◆ Exercise prompt:
Copy the records from their start through the line containing "- section-title: Eccentric", renaming "chapter-tab" to "side-tab" and changing nothing else. Give only those lines.

BEGIN Dataset content

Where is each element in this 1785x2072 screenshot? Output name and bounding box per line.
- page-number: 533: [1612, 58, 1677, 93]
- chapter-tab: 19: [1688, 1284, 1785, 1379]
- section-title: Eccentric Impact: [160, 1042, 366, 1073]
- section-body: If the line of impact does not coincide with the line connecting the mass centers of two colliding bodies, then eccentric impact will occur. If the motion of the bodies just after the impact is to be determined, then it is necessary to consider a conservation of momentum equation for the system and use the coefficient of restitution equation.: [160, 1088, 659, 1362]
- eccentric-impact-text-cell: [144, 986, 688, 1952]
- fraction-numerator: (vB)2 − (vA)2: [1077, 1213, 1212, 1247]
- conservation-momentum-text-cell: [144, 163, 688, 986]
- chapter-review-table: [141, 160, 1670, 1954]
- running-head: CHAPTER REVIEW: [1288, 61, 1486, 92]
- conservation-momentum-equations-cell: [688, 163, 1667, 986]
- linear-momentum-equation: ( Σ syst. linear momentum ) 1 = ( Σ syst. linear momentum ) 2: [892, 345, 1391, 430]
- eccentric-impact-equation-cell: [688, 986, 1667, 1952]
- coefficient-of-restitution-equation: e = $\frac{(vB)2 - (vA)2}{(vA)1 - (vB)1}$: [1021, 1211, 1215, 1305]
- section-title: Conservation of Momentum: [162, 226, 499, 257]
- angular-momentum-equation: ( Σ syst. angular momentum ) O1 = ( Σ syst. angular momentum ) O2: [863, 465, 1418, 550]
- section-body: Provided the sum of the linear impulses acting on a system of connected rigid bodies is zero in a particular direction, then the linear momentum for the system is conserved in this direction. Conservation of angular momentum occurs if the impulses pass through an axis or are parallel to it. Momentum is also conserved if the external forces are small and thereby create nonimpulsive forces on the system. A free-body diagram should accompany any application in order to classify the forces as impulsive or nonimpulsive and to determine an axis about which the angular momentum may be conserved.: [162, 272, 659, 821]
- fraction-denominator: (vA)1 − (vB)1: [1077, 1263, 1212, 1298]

END Dataset content

◆ Answer for the task:
Where is each element in this 1785x2072 screenshot? Output name and bounding box per line.
- page-number: 533: [1612, 58, 1677, 93]
- side-tab: 19: [1688, 1284, 1785, 1379]
- section-title: Eccentric Impact: [160, 1042, 366, 1073]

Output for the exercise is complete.